**Your objective:**
From the listing below, extract each line containing the string "angle".

========================================================================

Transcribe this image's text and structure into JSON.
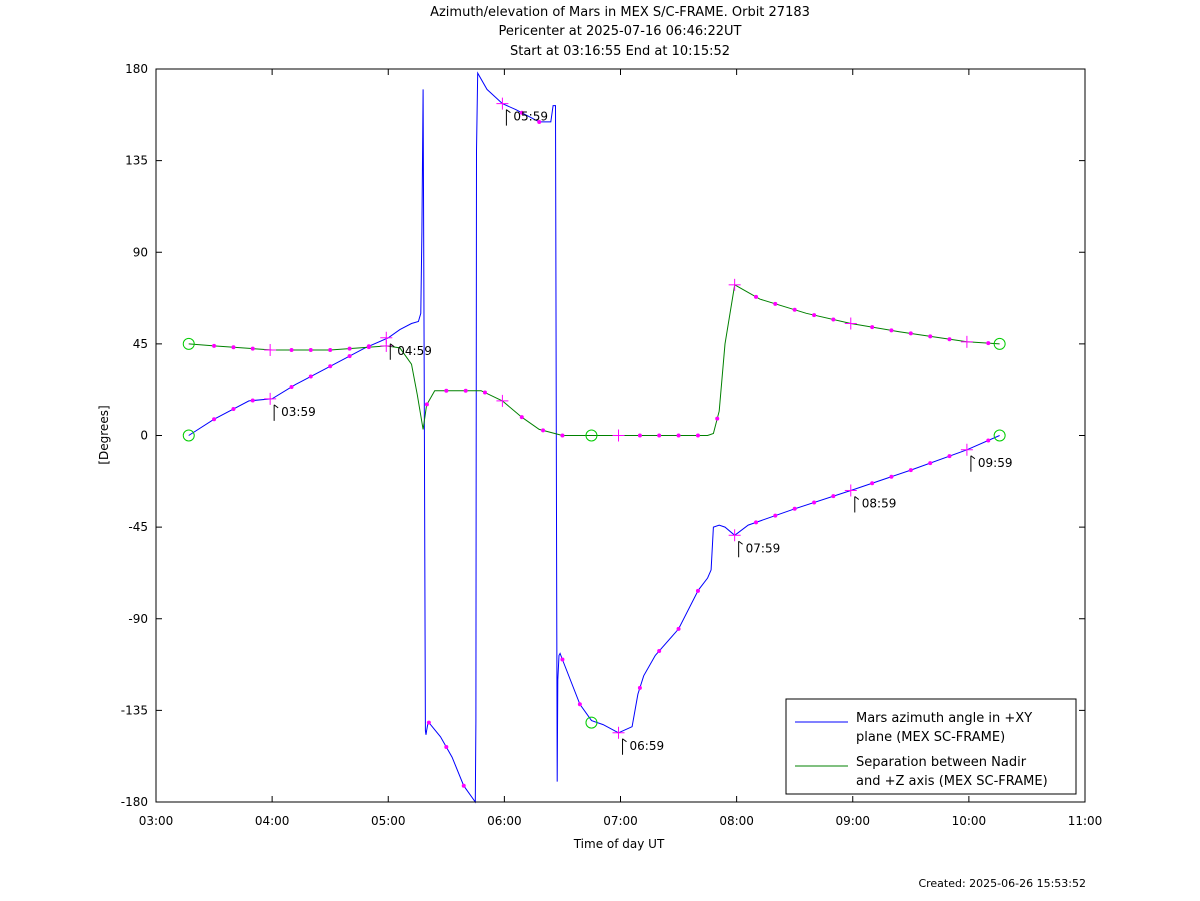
{
  "title": {
    "line1": "Azimuth/elevation of Mars in MEX S/C-FRAME.  Orbit 27183",
    "line2": "Pericenter at 2025-07-16 06:46:22UT",
    "line3": "Start at 03:16:55 End at 10:15:52"
  },
  "footer": {
    "created": "Created: 2025-06-26 15:53:52"
  },
  "chart_data": {
    "type": "line",
    "xlabel": "Time of day UT",
    "ylabel": "[Degrees]",
    "xlim": [
      3.0,
      11.0
    ],
    "ylim": [
      -180,
      180
    ],
    "xticks": [
      3,
      4,
      5,
      6,
      7,
      8,
      9,
      10,
      11
    ],
    "xtick_labels": [
      "03:00",
      "04:00",
      "05:00",
      "06:00",
      "07:00",
      "08:00",
      "09:00",
      "10:00",
      "11:00"
    ],
    "yticks": [
      180,
      135,
      90,
      45,
      0,
      -45,
      -90,
      -135,
      -180
    ],
    "ytick_labels": [
      "180",
      "135",
      "90",
      "45",
      "0",
      "-45",
      "-90",
      "-135",
      "-180"
    ],
    "grid": false,
    "legend_position": "bottom-right",
    "colors": {
      "azimuth": "#0000ff",
      "separation": "#008000",
      "markers": "#ff00ff",
      "endpoints": "#00cc00"
    },
    "series": [
      {
        "name": "Mars azimuth angle in +XY plane (MEX SC-FRAME)",
        "legend_lines": [
          "Mars azimuth angle in +XY",
          "plane (MEX SC-FRAME)"
        ],
        "color": "#0000ff",
        "x": [
          3.282,
          3.5,
          3.8,
          4.0,
          4.2,
          4.5,
          4.8,
          5.0,
          5.1,
          5.2,
          5.26,
          5.28,
          5.29,
          5.3,
          5.305,
          5.31,
          5.315,
          5.32,
          5.325,
          5.33,
          5.34,
          5.35,
          5.45,
          5.55,
          5.65,
          5.75,
          5.755,
          5.76,
          5.77,
          5.85,
          5.983,
          6.1,
          6.2,
          6.3,
          6.4,
          6.42,
          6.44,
          6.45,
          6.455,
          6.46,
          6.47,
          6.48,
          6.5,
          6.65,
          6.75,
          6.85,
          6.983,
          7.1,
          7.15,
          7.2,
          7.3,
          7.5,
          7.67,
          7.75,
          7.78,
          7.8,
          7.85,
          7.9,
          7.983,
          8.1,
          8.5,
          8.983,
          9.5,
          9.983,
          10.265
        ],
        "y": [
          0,
          8,
          17,
          18,
          25,
          34,
          43,
          48,
          52,
          55,
          56,
          60,
          100,
          170,
          95,
          30,
          -60,
          -145,
          -147,
          -145,
          -142,
          -141,
          -148,
          -158,
          -172,
          -180,
          -140,
          140,
          178,
          170,
          163,
          160,
          157,
          154,
          154,
          162,
          162,
          -60,
          -170,
          -120,
          -108,
          -107,
          -110,
          -132,
          -140,
          -142,
          -146,
          -143,
          -127,
          -118,
          -108,
          -95,
          -76,
          -70,
          -66,
          -45,
          -44,
          -45,
          -49,
          -44,
          -36,
          -27,
          -17,
          -7,
          0
        ]
      },
      {
        "name": "Separation between Nadir and +Z axis (MEX SC-FRAME)",
        "legend_lines": [
          "Separation between Nadir",
          "and +Z axis (MEX SC-FRAME)"
        ],
        "color": "#008000",
        "x": [
          3.282,
          3.5,
          4.0,
          4.5,
          4.983,
          5.1,
          5.2,
          5.25,
          5.3,
          5.33,
          5.4,
          5.5,
          5.6,
          5.7,
          5.8,
          5.983,
          6.15,
          6.3,
          6.5,
          6.75,
          7.0,
          7.75,
          7.8,
          7.85,
          7.9,
          7.983,
          8.2,
          8.6,
          8.983,
          9.4,
          9.983,
          10.265
        ],
        "y": [
          45,
          44,
          42,
          42,
          44,
          43,
          35,
          20,
          3,
          15,
          22,
          22,
          22,
          22,
          22,
          17,
          9,
          3,
          0,
          0,
          0,
          0,
          1,
          12,
          45,
          74,
          67,
          60,
          55,
          51,
          46,
          45
        ]
      }
    ],
    "markers": {
      "azimuth_dots_x": [
        3.5,
        3.667,
        3.833,
        4.167,
        4.333,
        4.5,
        4.667,
        4.833,
        5.35,
        5.5,
        5.65,
        6.15,
        6.3,
        6.5,
        6.65,
        7.167,
        7.333,
        7.5,
        7.667,
        8.167,
        8.333,
        8.5,
        8.667,
        8.833,
        9.167,
        9.333,
        9.5,
        9.667,
        9.833,
        10.167
      ],
      "separation_dots_x": [
        3.5,
        3.667,
        3.833,
        4.167,
        4.333,
        4.5,
        4.667,
        4.833,
        5.333,
        5.5,
        5.667,
        5.833,
        6.15,
        6.333,
        6.5,
        7.167,
        7.333,
        7.5,
        7.667,
        7.833,
        8.167,
        8.333,
        8.5,
        8.667,
        8.833,
        9.167,
        9.333,
        9.5,
        9.667,
        9.833,
        10.167
      ],
      "hour_crosses": [
        {
          "x": 3.983,
          "y": 18,
          "label": "03:59"
        },
        {
          "x": 4.983,
          "y": 48,
          "label": "04:59"
        },
        {
          "x": 5.983,
          "y": 163,
          "label": "05:59"
        },
        {
          "x": 6.983,
          "y": -146,
          "label": "06:59"
        },
        {
          "x": 7.983,
          "y": -49,
          "label": "07:59"
        },
        {
          "x": 8.983,
          "y": -27,
          "label": "08:59"
        },
        {
          "x": 9.983,
          "y": -7,
          "label": "09:59"
        }
      ],
      "separation_crosses": [
        {
          "x": 3.983,
          "y": 42
        },
        {
          "x": 4.983,
          "y": 44
        },
        {
          "x": 5.983,
          "y": 17
        },
        {
          "x": 6.983,
          "y": 0
        },
        {
          "x": 7.983,
          "y": 74
        },
        {
          "x": 8.983,
          "y": 55
        },
        {
          "x": 9.983,
          "y": 46
        }
      ],
      "circles": [
        {
          "x": 3.282,
          "y": 0
        },
        {
          "x": 3.282,
          "y": 45
        },
        {
          "x": 6.75,
          "y": 0
        },
        {
          "x": 6.75,
          "y": -141
        },
        {
          "x": 10.265,
          "y": 0
        },
        {
          "x": 10.265,
          "y": 45
        }
      ]
    }
  }
}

========================================================================

**Response to this task:**
        "name": "Mars azimuth angle in +XY plane (MEX SC-FRAME)",
          "Mars azimuth angle in +XY",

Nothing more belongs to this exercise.